Extracted material:
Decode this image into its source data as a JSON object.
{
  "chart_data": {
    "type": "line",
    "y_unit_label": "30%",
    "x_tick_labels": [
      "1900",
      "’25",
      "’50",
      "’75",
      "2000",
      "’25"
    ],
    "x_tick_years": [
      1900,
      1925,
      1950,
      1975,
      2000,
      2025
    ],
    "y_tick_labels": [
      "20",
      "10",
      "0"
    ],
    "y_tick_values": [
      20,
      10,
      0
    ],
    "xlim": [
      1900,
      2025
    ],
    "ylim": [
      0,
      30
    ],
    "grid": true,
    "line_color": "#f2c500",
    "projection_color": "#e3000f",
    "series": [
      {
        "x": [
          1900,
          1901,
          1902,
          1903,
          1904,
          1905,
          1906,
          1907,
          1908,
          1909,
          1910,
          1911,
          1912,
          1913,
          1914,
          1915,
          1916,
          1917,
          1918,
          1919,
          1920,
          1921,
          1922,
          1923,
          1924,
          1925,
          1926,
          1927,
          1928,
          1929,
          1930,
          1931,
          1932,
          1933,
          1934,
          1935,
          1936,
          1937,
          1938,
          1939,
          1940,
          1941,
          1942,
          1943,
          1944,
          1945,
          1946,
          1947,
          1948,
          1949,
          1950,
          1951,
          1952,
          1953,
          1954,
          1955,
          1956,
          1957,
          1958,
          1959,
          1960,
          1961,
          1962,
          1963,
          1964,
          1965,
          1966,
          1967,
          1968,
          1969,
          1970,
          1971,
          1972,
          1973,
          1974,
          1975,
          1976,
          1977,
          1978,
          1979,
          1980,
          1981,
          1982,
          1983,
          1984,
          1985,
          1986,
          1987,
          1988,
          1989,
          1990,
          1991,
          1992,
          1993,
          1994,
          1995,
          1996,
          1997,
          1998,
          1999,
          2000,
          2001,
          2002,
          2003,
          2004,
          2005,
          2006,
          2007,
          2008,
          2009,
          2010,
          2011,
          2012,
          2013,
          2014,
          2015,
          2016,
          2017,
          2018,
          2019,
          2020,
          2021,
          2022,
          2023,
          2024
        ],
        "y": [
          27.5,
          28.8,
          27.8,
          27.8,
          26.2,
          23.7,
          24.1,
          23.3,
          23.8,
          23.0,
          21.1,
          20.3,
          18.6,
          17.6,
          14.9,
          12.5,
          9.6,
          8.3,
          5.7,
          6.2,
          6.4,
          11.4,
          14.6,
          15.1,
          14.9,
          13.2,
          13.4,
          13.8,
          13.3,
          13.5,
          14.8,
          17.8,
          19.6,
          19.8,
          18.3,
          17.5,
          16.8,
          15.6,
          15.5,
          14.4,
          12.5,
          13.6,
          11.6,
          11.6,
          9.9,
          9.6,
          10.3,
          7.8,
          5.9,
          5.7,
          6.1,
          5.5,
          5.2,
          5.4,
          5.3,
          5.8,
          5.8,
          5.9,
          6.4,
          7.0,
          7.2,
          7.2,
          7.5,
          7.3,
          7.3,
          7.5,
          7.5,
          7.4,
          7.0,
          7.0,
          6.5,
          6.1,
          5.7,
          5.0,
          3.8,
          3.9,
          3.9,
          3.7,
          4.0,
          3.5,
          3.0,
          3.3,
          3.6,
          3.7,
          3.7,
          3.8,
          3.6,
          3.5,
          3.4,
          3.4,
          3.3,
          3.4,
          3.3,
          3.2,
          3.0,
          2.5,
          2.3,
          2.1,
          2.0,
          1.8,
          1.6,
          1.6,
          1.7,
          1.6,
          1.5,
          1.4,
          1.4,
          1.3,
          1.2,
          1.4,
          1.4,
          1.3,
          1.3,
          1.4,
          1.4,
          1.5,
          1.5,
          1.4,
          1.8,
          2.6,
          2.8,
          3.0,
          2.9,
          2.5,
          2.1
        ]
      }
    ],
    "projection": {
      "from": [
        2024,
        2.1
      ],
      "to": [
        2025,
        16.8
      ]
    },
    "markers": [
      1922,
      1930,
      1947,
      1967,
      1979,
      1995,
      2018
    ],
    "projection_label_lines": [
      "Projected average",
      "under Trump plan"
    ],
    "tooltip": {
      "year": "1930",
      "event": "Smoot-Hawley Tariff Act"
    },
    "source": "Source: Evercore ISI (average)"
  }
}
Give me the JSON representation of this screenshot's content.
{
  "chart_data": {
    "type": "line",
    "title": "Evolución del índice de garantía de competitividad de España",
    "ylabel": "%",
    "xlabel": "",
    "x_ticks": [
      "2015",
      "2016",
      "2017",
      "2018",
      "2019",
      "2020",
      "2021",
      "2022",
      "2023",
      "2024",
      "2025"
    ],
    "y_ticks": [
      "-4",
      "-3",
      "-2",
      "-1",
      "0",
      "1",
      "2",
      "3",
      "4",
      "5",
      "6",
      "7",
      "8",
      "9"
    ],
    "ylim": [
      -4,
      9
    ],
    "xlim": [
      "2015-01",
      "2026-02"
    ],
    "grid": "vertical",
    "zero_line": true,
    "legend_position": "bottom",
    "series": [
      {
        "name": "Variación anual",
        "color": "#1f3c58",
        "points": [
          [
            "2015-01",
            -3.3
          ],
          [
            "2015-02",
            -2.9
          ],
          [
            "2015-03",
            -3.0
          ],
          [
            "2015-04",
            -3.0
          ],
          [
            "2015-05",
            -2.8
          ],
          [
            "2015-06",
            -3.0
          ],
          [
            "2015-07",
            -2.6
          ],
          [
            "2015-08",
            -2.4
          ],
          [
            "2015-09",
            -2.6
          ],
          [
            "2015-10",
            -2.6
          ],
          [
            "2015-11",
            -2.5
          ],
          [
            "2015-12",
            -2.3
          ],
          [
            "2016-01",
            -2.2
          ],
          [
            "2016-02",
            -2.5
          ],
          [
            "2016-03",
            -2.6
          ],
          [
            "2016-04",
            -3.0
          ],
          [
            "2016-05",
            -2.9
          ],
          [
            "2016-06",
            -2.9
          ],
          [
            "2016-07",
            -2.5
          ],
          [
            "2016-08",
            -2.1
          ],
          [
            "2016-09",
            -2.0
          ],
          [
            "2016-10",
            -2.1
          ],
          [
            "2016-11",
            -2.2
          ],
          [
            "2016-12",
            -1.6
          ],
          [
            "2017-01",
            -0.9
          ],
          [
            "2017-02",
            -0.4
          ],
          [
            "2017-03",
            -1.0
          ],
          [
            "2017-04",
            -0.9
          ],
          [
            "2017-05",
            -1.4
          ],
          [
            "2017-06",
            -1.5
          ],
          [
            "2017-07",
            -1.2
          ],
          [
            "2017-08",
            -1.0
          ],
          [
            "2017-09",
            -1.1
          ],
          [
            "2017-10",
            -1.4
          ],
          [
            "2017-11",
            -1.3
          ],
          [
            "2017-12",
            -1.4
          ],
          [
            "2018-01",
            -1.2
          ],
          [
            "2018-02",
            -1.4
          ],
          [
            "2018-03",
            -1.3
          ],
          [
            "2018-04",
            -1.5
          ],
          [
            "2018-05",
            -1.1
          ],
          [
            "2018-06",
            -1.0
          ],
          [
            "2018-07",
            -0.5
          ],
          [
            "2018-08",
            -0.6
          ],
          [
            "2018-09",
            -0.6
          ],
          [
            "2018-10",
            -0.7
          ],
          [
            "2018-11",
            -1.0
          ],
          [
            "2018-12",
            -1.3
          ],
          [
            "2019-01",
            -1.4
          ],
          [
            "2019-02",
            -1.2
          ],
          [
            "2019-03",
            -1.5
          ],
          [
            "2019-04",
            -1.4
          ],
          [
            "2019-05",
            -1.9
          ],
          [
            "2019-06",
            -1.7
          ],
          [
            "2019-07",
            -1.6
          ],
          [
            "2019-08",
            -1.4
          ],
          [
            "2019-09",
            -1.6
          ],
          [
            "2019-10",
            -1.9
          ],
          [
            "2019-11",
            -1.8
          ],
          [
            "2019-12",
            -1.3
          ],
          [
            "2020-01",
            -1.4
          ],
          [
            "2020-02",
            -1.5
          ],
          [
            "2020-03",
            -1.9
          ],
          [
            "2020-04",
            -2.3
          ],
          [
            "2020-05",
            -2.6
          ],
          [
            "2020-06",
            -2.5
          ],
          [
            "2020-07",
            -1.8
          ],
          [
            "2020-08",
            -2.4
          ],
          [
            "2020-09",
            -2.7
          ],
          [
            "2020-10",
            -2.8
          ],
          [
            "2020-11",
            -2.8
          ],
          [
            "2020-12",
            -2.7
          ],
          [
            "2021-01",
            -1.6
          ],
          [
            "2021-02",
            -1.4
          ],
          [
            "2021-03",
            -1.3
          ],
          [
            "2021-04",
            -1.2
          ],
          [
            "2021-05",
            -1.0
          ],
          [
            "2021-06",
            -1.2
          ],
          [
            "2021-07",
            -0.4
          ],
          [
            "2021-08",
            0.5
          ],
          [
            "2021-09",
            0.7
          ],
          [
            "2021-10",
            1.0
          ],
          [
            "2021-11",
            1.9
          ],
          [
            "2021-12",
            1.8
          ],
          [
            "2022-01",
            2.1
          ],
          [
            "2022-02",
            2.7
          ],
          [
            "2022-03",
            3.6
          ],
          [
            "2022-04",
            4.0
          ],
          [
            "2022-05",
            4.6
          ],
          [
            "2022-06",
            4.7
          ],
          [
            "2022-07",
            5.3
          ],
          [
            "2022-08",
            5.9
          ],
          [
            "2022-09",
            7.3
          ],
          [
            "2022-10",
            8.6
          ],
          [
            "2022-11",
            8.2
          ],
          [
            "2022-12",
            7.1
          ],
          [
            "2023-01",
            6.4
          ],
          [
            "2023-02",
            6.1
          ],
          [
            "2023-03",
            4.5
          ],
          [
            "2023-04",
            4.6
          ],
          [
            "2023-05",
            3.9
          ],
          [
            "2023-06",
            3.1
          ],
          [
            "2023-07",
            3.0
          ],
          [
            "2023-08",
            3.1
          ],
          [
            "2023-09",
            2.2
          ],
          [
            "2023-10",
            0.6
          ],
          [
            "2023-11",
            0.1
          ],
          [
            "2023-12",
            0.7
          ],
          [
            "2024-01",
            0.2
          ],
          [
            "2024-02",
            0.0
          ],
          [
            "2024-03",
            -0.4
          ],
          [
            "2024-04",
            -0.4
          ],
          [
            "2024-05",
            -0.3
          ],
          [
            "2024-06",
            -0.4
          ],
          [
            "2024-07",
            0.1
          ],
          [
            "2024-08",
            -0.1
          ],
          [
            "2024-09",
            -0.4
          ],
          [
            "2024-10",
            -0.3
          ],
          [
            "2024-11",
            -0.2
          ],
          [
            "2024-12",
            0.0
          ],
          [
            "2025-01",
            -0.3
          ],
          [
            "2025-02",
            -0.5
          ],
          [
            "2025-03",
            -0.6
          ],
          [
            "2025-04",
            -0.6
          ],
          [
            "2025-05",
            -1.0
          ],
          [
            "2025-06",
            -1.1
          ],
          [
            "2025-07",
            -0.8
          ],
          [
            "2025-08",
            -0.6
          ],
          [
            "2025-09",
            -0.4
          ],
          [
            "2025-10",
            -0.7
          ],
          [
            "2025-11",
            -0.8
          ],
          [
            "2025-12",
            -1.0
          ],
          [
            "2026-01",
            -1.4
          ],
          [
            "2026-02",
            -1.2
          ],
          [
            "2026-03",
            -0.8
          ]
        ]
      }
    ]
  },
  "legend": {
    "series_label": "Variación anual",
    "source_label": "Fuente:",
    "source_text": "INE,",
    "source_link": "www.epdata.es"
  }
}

Stated problem: Above are the records. Identify each line that contains the word "average".

Solved problem:
      "Projected average",
    "source": "Source: Evercore ISI (average)"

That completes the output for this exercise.